** start Available data **

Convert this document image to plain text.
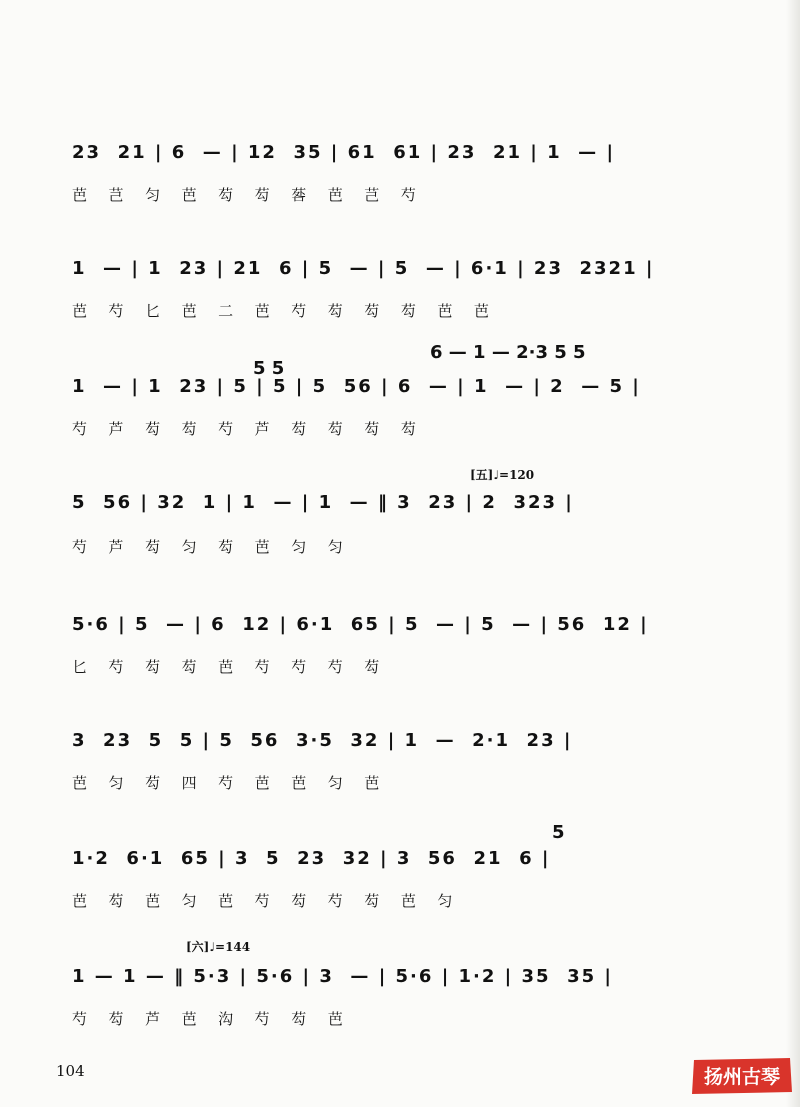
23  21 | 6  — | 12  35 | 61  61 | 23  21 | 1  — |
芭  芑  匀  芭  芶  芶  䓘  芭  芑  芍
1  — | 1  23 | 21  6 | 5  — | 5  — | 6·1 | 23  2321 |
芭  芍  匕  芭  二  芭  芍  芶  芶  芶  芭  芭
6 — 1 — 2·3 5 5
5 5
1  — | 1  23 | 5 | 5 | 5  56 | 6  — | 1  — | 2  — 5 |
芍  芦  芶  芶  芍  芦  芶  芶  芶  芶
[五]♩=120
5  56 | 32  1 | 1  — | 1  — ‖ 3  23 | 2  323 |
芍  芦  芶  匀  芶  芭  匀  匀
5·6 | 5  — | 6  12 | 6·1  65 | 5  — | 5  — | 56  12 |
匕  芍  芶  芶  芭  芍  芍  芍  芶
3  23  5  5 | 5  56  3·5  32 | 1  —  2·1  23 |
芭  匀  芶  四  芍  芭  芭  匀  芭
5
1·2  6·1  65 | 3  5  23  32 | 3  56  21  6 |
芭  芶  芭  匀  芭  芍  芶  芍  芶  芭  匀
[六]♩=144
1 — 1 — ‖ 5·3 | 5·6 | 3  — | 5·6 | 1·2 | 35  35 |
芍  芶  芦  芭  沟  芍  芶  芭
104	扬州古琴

** end Available data **
** start Available data **

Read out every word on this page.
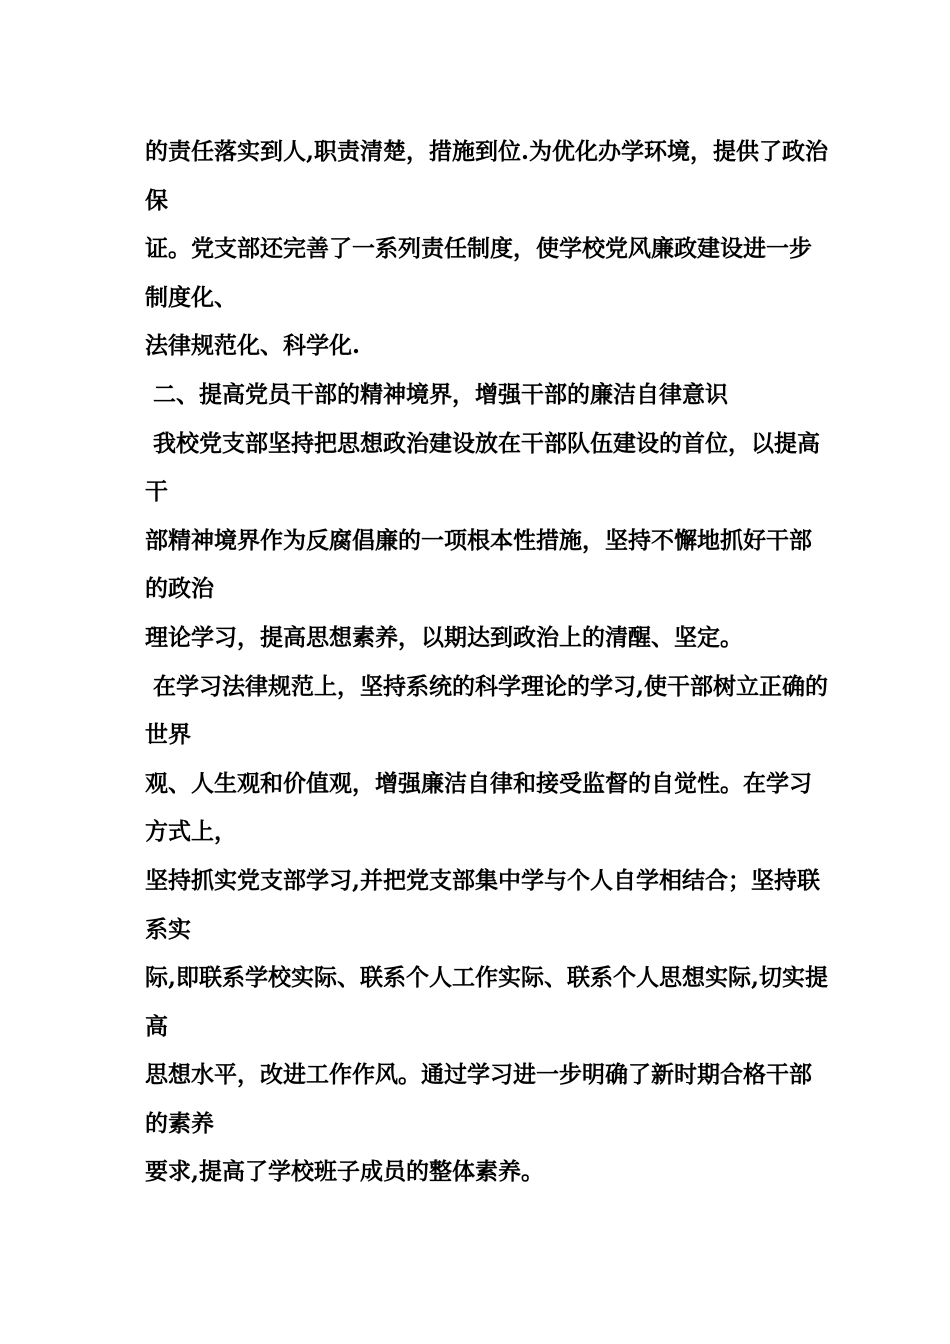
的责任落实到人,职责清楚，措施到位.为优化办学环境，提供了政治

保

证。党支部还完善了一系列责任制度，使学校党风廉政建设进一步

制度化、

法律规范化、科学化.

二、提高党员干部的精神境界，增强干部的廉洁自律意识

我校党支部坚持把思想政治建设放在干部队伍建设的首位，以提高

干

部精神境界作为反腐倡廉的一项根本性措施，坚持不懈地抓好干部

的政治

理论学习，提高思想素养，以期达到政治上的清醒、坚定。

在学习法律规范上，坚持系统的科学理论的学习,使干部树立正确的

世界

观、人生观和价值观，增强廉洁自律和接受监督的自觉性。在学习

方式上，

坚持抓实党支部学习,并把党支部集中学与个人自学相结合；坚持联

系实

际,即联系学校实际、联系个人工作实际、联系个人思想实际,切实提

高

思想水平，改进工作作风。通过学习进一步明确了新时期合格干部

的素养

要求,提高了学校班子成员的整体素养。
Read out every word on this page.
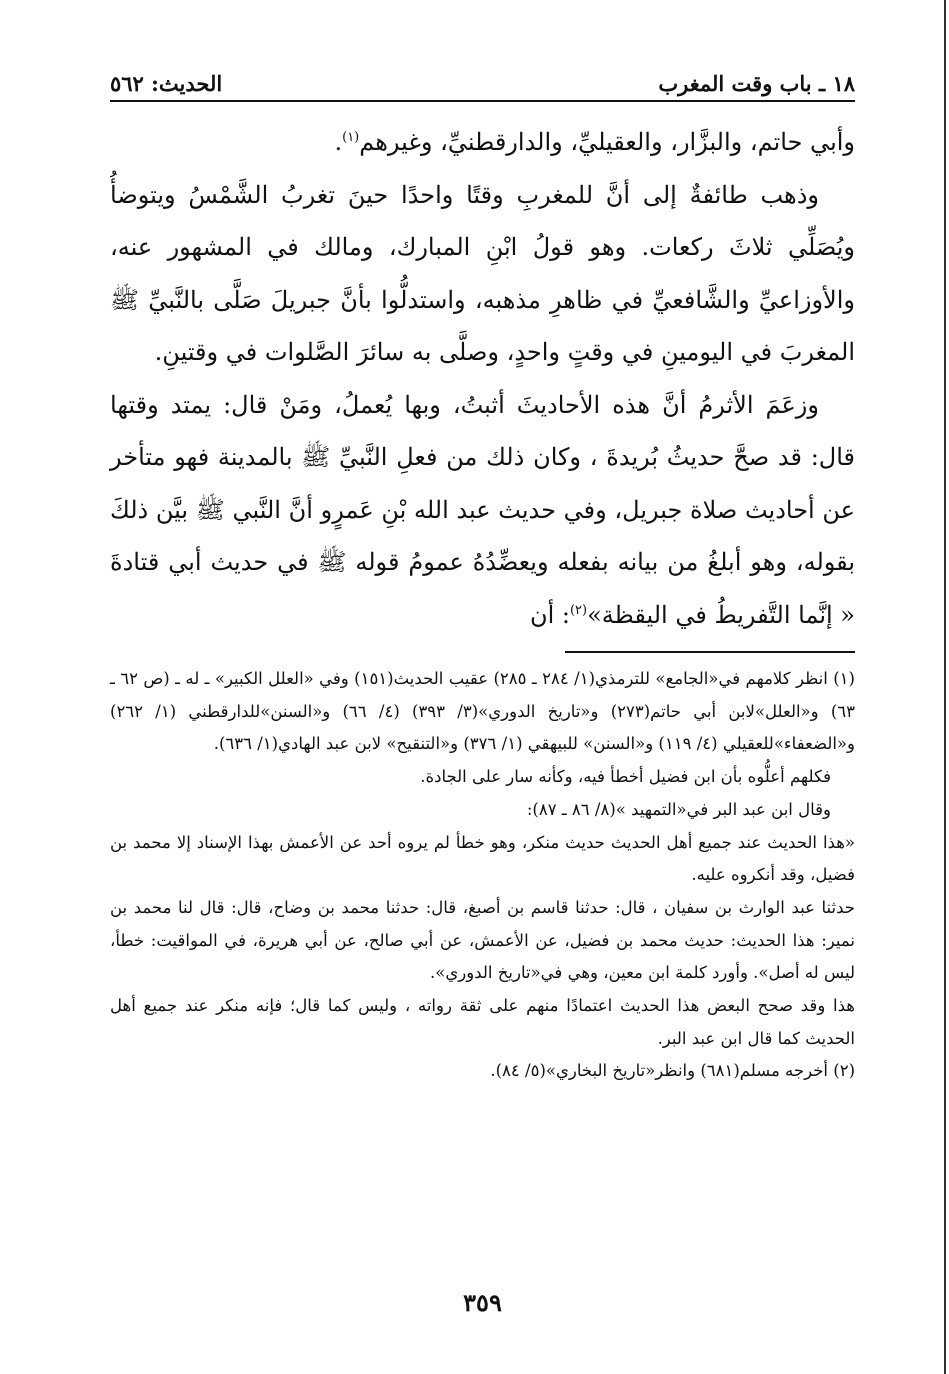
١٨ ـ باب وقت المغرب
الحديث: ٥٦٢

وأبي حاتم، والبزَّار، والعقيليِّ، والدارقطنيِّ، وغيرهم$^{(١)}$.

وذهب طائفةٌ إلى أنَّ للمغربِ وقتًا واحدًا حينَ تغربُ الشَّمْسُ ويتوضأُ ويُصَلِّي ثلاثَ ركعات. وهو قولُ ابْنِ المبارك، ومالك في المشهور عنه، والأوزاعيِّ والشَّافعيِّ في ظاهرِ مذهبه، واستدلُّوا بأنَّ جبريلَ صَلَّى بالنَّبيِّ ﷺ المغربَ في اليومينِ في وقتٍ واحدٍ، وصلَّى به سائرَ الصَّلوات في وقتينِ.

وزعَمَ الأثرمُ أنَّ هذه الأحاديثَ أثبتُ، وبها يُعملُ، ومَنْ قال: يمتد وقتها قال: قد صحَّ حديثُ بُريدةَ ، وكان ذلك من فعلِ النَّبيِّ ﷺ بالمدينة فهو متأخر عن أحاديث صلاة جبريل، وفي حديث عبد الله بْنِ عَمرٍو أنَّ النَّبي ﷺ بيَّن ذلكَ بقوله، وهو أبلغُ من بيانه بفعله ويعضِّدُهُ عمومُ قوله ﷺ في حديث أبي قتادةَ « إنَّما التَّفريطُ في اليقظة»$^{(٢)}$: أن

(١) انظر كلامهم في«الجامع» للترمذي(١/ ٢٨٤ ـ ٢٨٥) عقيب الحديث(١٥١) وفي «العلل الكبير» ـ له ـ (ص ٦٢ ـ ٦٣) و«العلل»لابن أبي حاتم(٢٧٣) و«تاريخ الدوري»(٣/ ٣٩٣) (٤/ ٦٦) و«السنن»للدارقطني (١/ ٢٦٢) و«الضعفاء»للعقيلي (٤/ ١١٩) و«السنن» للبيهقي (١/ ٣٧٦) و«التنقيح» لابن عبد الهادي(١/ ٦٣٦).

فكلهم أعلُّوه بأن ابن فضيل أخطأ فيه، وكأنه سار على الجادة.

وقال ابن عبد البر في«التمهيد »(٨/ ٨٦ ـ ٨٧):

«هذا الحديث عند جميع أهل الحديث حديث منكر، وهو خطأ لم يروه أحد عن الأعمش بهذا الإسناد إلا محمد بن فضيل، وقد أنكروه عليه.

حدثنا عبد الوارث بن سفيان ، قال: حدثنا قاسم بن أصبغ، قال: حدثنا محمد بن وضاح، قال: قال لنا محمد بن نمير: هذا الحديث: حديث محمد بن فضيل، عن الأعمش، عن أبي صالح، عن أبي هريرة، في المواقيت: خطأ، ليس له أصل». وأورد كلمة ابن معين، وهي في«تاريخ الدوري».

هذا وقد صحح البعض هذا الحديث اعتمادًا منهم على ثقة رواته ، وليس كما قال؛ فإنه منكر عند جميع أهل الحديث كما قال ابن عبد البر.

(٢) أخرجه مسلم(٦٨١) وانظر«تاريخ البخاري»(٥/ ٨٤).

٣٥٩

** end Available data **
** start Available data **

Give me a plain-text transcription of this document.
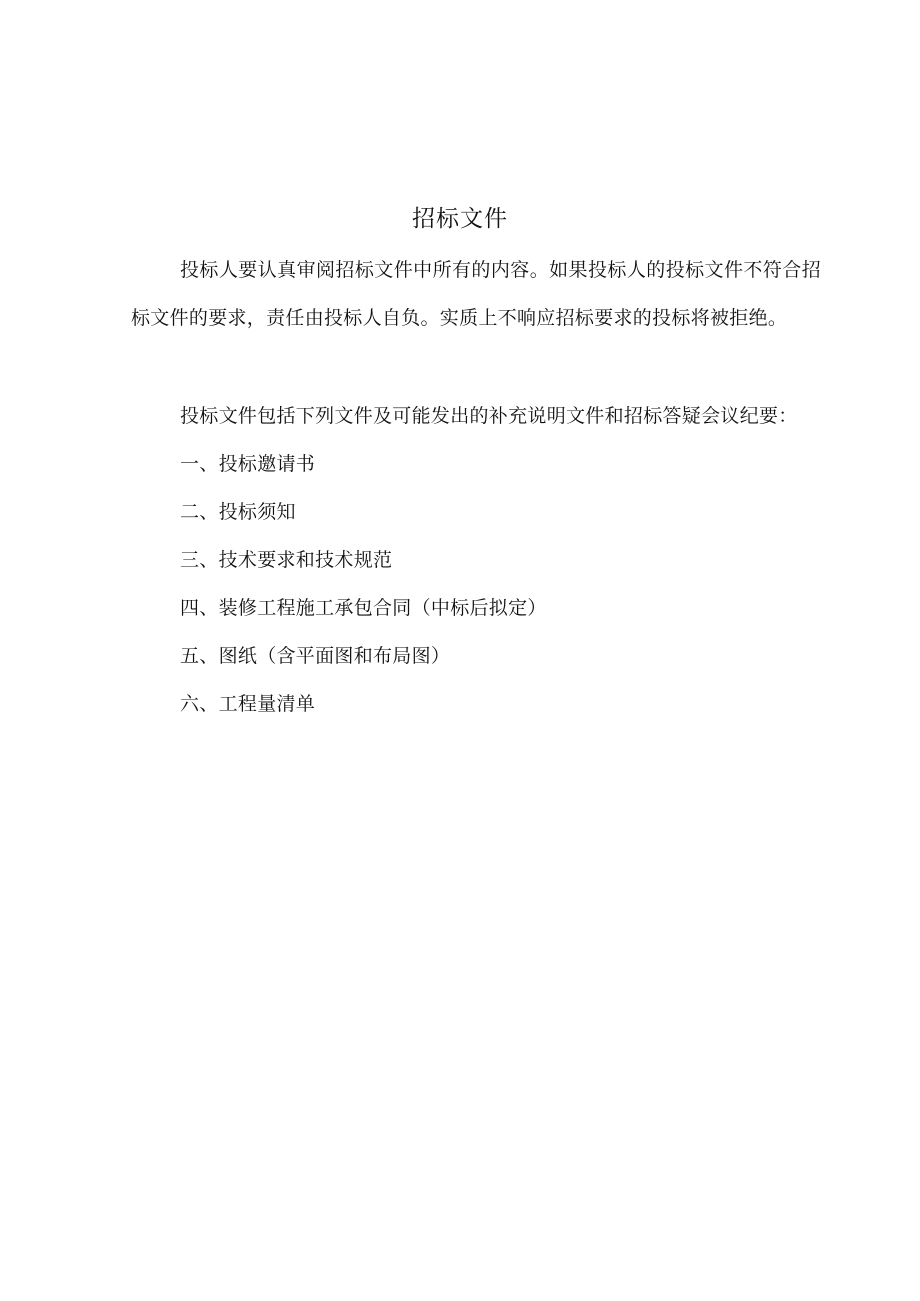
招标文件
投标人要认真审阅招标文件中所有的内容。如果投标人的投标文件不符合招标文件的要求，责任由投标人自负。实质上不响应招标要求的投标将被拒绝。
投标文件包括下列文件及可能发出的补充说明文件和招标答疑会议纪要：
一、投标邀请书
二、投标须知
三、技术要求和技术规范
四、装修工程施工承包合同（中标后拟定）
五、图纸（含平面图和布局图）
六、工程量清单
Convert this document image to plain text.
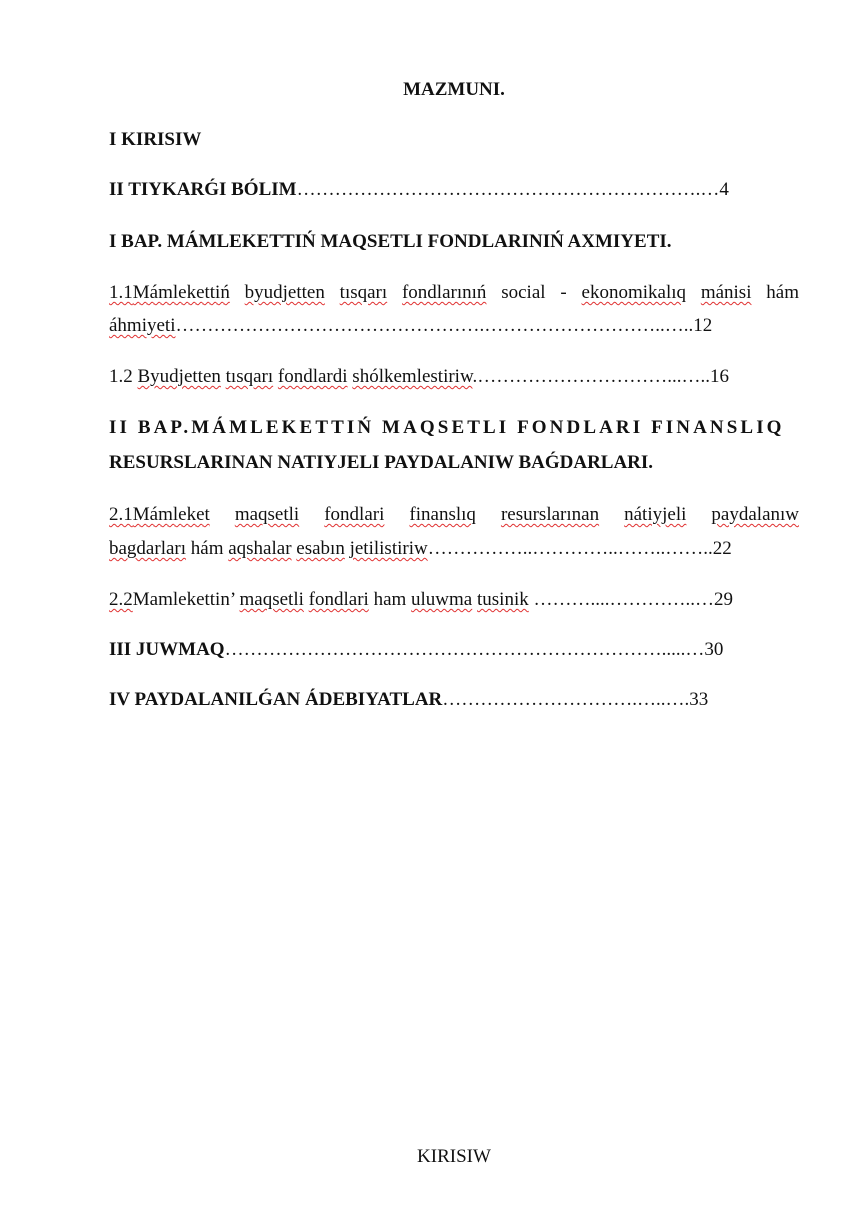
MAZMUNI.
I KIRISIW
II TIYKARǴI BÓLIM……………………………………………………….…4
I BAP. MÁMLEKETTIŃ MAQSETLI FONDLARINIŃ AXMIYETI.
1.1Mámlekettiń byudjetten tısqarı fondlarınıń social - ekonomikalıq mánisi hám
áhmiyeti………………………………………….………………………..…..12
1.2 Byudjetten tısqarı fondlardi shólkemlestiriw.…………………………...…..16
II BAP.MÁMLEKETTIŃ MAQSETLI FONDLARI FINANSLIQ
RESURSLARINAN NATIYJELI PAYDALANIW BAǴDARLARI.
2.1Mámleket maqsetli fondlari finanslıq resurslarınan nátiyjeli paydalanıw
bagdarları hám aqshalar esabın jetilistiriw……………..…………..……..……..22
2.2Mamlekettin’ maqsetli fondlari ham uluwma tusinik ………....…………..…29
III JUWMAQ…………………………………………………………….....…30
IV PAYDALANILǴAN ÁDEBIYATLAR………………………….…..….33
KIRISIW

** end Available data **

Task instructions
Indicate how many lines of the material include the word "tısqarı"; the number alone is required.

Solution to the exercise
2